GIVEN TASK: Repeat the whole listing exactly.

+--

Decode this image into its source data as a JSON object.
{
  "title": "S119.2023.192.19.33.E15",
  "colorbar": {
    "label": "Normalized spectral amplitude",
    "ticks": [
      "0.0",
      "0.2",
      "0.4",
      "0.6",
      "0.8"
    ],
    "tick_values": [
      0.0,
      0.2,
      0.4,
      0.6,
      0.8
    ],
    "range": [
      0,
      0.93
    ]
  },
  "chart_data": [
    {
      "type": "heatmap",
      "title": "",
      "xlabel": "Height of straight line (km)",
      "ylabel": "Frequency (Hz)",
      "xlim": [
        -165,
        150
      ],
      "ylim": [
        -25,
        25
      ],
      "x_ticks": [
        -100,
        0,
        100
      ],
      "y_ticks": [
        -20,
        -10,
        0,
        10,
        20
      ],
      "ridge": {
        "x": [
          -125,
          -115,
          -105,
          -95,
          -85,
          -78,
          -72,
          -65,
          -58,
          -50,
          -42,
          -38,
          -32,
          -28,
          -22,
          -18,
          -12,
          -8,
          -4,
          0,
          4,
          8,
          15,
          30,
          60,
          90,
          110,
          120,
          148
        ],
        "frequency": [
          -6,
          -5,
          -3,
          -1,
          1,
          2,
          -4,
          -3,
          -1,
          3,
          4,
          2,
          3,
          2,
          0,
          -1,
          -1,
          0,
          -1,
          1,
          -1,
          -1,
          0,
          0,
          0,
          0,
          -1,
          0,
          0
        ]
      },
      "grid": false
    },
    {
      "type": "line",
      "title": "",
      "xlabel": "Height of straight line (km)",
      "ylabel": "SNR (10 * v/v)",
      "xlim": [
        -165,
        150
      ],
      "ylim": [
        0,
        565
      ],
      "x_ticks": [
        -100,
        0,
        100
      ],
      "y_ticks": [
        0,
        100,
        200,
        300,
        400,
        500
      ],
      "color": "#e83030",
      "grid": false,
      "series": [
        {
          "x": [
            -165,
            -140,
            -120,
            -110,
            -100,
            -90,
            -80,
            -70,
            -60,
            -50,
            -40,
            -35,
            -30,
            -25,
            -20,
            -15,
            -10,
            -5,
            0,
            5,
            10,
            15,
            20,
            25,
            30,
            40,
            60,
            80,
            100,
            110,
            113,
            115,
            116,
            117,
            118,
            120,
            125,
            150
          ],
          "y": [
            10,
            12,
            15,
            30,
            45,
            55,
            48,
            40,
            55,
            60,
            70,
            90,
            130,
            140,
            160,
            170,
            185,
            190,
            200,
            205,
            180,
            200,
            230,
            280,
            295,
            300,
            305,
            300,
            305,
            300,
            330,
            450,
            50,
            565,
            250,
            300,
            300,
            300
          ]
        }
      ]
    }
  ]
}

+--

EXERCISE SOLUTION:
Decode this image into its source data as a JSON object.
{
  "title": "S119.2023.192.19.33.E15",
  "colorbar": {
    "label": "Normalized spectral amplitude",
    "ticks": [
      "0.0",
      "0.2",
      "0.4",
      "0.6",
      "0.8"
    ],
    "tick_values": [
      0.0,
      0.2,
      0.4,
      0.6,
      0.8
    ],
    "range": [
      0,
      0.93
    ]
  },
  "chart_data": [
    {
      "type": "heatmap",
      "title": "",
      "xlabel": "Height of straight line (km)",
      "ylabel": "Frequency (Hz)",
      "xlim": [
        -165,
        150
      ],
      "ylim": [
        -25,
        25
      ],
      "x_ticks": [
        -100,
        0,
        100
      ],
      "y_ticks": [
        -20,
        -10,
        0,
        10,
        20
      ],
      "ridge": {
        "x": [
          -125,
          -115,
          -105,
          -95,
          -85,
          -78,
          -72,
          -65,
          -58,
          -50,
          -42,
          -38,
          -32,
          -28,
          -22,
          -18,
          -12,
          -8,
          -4,
          0,
          4,
          8,
          15,
          30,
          60,
          90,
          110,
          120,
          148
        ],
        "frequency": [
          -6,
          -5,
          -3,
          -1,
          1,
          2,
          -4,
          -3,
          -1,
          3,
          4,
          2,
          3,
          2,
          0,
          -1,
          -1,
          0,
          -1,
          1,
          -1,
          -1,
          0,
          0,
          0,
          0,
          -1,
          0,
          0
        ]
      },
      "grid": false
    },
    {
      "type": "line",
      "title": "",
      "xlabel": "Height of straight line (km)",
      "ylabel": "SNR (10 * v/v)",
      "xlim": [
        -165,
        150
      ],
      "ylim": [
        0,
        565
      ],
      "x_ticks": [
        -100,
        0,
        100
      ],
      "y_ticks": [
        0,
        100,
        200,
        300,
        400,
        500
      ],
      "color": "#e83030",
      "grid": false,
      "series": [
        {
          "x": [
            -165,
            -140,
            -120,
            -110,
            -100,
            -90,
            -80,
            -70,
            -60,
            -50,
            -40,
            -35,
            -30,
            -25,
            -20,
            -15,
            -10,
            -5,
            0,
            5,
            10,
            15,
            20,
            25,
            30,
            40,
            60,
            80,
            100,
            110,
            113,
            115,
            116,
            117,
            118,
            120,
            125,
            150
          ],
          "y": [
            10,
            12,
            15,
            30,
            45,
            55,
            48,
            40,
            55,
            60,
            70,
            90,
            130,
            140,
            160,
            170,
            185,
            190,
            200,
            205,
            180,
            200,
            230,
            280,
            295,
            300,
            305,
            300,
            305,
            300,
            330,
            450,
            50,
            565,
            250,
            300,
            300,
            300
          ]
        }
      ]
    }
  ]
}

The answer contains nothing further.